■ Exercise aim: Pull out every line below holding the word "dBFS".

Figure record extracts
────────────────

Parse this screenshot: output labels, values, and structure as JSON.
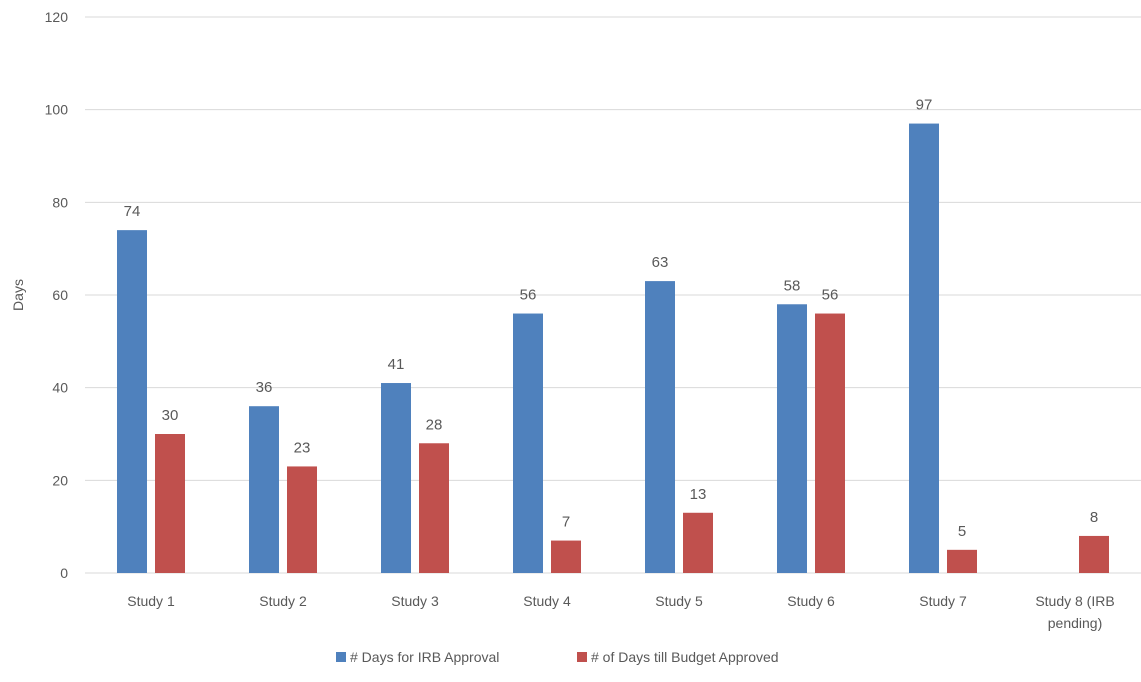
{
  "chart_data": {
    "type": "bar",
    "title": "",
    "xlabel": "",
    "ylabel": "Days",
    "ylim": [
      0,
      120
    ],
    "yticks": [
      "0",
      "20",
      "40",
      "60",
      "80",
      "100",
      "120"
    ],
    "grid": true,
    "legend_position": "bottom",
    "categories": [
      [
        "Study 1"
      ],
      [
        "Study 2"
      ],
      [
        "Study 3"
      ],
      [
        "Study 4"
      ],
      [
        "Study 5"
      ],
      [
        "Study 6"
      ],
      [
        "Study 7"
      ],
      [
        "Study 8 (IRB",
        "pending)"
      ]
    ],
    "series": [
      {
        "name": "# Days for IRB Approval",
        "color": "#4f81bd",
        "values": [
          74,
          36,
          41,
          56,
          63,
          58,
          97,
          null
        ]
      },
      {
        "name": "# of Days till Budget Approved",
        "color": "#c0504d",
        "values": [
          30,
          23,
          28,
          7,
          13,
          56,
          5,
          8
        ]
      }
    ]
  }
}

────────────────

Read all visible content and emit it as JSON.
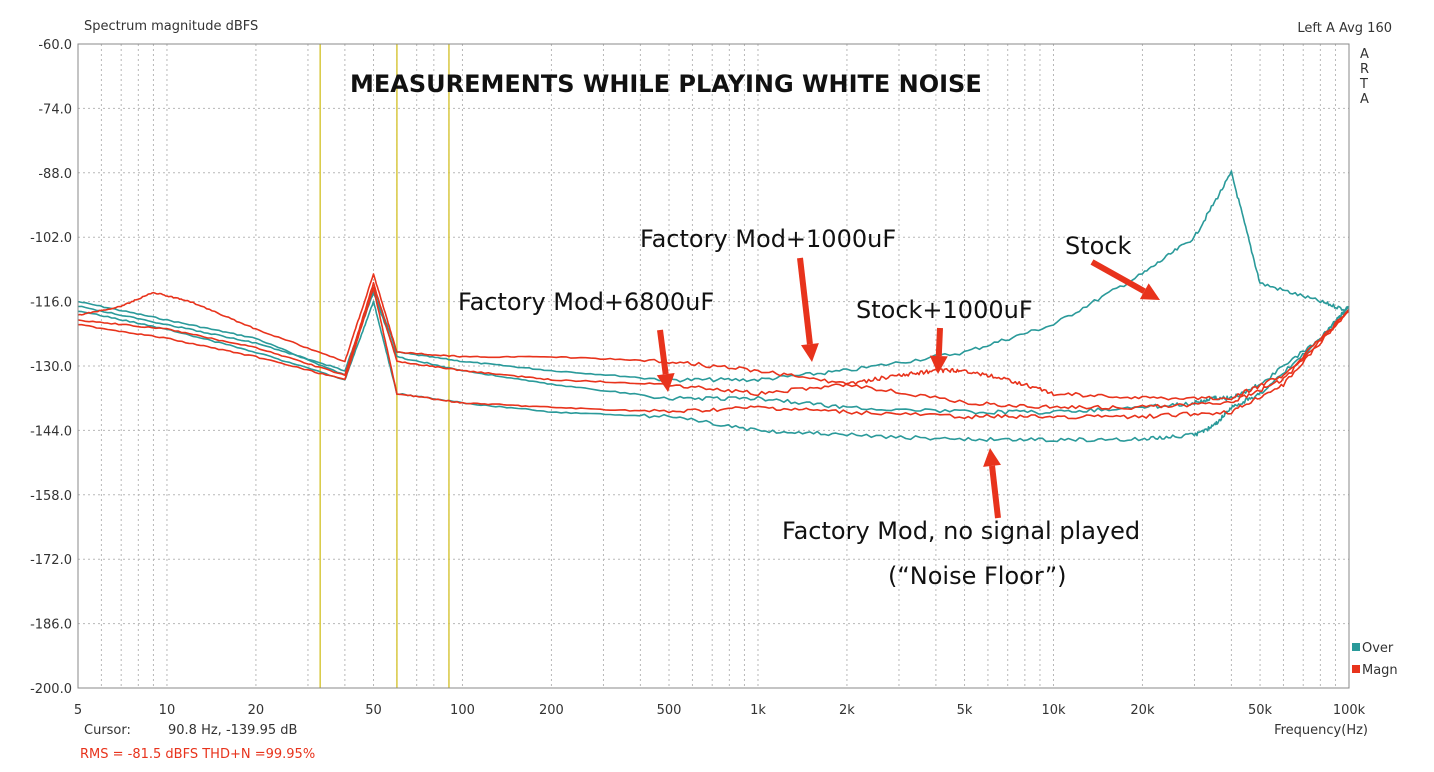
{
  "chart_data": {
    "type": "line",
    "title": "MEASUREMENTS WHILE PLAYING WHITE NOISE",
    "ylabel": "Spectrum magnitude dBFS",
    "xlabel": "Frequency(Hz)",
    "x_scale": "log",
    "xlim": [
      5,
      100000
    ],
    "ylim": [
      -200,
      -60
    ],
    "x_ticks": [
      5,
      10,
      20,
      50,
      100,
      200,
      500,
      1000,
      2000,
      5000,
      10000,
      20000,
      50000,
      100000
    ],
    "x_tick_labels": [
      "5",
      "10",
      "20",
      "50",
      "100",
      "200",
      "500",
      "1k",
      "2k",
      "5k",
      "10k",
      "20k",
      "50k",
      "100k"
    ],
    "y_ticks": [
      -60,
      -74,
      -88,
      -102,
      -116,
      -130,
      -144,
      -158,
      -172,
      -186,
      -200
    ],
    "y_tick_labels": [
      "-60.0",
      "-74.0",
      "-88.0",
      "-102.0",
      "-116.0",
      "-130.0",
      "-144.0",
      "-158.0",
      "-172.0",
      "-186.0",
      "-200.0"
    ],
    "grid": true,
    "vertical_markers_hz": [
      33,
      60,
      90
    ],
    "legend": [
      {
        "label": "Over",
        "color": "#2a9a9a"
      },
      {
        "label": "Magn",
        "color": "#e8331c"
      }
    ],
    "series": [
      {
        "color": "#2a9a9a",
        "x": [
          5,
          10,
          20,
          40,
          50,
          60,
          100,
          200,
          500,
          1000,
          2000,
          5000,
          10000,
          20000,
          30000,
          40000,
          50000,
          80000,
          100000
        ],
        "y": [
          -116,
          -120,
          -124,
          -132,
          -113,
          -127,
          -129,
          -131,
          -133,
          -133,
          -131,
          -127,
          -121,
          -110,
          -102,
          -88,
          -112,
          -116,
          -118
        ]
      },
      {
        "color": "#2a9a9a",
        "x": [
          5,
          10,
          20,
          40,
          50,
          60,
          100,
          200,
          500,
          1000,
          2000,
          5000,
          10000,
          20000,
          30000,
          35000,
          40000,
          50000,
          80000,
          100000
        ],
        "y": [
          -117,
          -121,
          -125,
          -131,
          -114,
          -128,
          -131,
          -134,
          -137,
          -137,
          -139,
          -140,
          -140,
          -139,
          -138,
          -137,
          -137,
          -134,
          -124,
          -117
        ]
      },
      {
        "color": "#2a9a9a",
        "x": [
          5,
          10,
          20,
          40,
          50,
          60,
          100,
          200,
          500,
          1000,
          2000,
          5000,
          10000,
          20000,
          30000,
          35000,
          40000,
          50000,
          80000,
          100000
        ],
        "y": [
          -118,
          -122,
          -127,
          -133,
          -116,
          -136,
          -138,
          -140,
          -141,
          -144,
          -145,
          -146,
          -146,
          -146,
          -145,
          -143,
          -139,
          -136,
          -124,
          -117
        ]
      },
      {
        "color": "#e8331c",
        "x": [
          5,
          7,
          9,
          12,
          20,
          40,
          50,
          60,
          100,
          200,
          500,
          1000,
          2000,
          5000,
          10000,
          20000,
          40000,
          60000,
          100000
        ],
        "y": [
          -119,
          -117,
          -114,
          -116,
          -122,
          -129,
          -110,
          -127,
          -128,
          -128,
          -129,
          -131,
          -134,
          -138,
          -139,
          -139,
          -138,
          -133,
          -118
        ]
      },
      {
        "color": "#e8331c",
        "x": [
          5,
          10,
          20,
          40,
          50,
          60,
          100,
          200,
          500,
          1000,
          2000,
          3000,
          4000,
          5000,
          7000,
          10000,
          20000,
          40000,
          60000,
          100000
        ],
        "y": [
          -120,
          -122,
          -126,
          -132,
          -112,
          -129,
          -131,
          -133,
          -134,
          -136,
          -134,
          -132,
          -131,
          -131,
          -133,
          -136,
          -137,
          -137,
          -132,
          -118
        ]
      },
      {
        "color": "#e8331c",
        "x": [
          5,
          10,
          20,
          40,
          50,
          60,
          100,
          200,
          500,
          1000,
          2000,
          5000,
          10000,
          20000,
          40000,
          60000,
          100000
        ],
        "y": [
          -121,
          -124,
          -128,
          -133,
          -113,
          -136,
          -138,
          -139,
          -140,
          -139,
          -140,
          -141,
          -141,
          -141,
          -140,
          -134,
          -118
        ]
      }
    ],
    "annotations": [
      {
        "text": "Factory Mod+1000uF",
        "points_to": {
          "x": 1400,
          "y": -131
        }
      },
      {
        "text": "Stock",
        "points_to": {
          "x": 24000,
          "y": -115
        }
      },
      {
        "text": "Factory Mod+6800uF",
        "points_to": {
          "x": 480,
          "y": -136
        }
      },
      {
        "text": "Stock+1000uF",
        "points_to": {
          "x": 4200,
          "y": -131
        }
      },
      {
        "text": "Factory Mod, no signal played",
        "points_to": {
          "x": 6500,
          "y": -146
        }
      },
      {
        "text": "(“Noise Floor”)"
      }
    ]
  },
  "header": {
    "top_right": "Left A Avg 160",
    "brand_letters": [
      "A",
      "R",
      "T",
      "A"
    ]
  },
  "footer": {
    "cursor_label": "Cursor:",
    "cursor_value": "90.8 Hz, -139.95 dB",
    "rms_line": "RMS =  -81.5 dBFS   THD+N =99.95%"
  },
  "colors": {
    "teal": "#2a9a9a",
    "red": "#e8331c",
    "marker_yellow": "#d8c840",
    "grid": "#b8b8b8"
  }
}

────────────────

■ Task response:
    "ylabel": "Spectrum magnitude dBFS",
    "rms_line": "RMS =  -81.5 dBFS   THD+N =99.95%"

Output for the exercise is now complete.